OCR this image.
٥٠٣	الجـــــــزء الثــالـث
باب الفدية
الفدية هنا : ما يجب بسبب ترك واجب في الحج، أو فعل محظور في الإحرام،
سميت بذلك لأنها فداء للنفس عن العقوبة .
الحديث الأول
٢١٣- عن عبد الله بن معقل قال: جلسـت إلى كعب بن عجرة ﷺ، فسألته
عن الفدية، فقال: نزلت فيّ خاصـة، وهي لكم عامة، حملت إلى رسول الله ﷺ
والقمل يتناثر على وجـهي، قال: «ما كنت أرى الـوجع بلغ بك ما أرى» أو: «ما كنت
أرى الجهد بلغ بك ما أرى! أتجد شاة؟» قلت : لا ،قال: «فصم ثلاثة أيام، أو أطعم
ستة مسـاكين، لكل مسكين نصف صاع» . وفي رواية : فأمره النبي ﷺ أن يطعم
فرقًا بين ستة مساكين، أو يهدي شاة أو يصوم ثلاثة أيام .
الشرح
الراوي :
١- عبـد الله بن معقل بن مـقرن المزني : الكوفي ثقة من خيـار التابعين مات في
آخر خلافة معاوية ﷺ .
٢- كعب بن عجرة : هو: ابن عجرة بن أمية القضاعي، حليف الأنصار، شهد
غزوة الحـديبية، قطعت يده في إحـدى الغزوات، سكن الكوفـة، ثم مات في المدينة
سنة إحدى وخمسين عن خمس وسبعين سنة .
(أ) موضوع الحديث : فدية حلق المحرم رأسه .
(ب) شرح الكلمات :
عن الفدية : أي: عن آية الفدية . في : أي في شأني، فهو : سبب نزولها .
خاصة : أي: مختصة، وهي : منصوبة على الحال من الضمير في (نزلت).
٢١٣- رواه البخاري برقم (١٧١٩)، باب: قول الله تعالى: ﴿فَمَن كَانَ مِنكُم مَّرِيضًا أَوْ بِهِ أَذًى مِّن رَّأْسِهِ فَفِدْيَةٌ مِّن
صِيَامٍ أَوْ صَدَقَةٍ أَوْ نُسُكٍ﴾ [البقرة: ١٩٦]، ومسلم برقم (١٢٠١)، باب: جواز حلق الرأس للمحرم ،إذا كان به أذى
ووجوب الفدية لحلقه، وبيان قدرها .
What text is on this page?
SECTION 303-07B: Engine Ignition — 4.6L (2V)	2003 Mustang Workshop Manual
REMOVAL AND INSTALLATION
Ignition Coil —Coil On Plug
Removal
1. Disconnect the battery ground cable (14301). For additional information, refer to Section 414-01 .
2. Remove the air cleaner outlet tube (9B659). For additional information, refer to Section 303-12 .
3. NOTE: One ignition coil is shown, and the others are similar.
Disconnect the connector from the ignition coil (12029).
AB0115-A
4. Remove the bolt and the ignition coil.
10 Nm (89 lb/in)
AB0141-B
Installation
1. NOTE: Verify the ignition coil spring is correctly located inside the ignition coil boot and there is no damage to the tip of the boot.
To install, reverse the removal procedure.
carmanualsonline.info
########################################
* Exercise task: From the records given above, copy all lines containing "NOTE".

* Right answer:
3. NOTE: One ignition coil is shown, and the others are similar.
1. NOTE: Verify the ignition coil spring is correctly located inside the ignition coil boot and there is no damage to the tip of the boot.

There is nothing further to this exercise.